### Given exercise
In your copy, leave out the pictures and repeat the entries below exactly.

Figure record listings:
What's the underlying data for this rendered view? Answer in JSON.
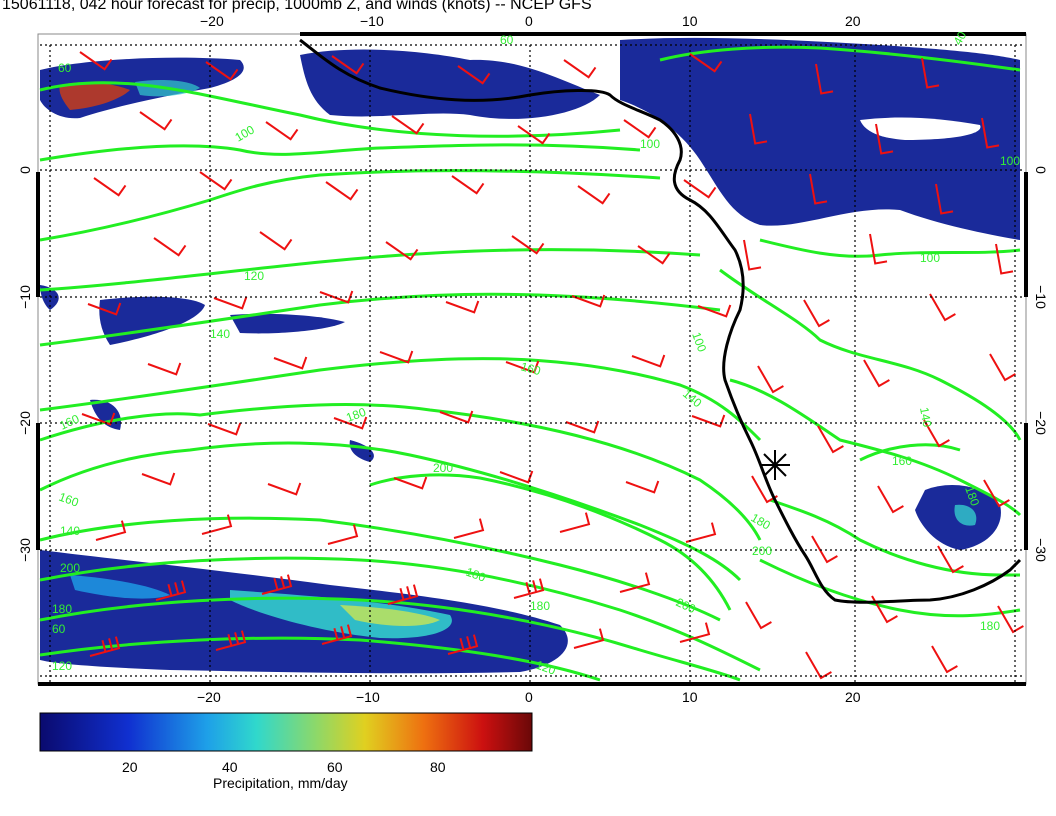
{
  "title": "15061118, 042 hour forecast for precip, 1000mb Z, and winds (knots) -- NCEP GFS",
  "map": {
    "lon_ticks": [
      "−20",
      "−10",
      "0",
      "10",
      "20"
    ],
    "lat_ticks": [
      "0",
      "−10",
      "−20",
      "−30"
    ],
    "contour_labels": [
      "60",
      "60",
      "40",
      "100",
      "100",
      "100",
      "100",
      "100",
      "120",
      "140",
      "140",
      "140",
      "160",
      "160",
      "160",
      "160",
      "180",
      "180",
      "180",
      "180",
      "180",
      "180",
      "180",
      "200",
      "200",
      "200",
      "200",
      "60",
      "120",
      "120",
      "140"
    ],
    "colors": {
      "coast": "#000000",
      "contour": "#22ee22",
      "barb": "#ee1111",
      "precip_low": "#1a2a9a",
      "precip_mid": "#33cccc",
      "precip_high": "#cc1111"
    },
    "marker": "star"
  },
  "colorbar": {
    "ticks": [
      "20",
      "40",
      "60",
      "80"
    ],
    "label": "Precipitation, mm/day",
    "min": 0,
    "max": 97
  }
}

### Answer for the task
What's the underlying data for this rendered view? Answer in JSON.
{
  "title": "15061118, 042 hour forecast for precip, 1000mb Z, and winds (knots) -- NCEP GFS",
  "map": {
    "lon_ticks": [
      "−20",
      "−10",
      "0",
      "10",
      "20"
    ],
    "lat_ticks": [
      "0",
      "−10",
      "−20",
      "−30"
    ],
    "contour_labels": [
      "60",
      "60",
      "40",
      "100",
      "100",
      "100",
      "100",
      "100",
      "120",
      "140",
      "140",
      "140",
      "160",
      "160",
      "160",
      "160",
      "180",
      "180",
      "180",
      "180",
      "180",
      "180",
      "180",
      "200",
      "200",
      "200",
      "200",
      "60",
      "120",
      "120",
      "140"
    ],
    "colors": {
      "coast": "#000000",
      "contour": "#22ee22",
      "barb": "#ee1111",
      "precip_low": "#1a2a9a",
      "precip_mid": "#33cccc",
      "precip_high": "#cc1111"
    },
    "marker": "star"
  },
  "colorbar": {
    "ticks": [
      "20",
      "40",
      "60",
      "80"
    ],
    "label": "Precipitation, mm/day",
    "min": 0,
    "max": 97
  }
}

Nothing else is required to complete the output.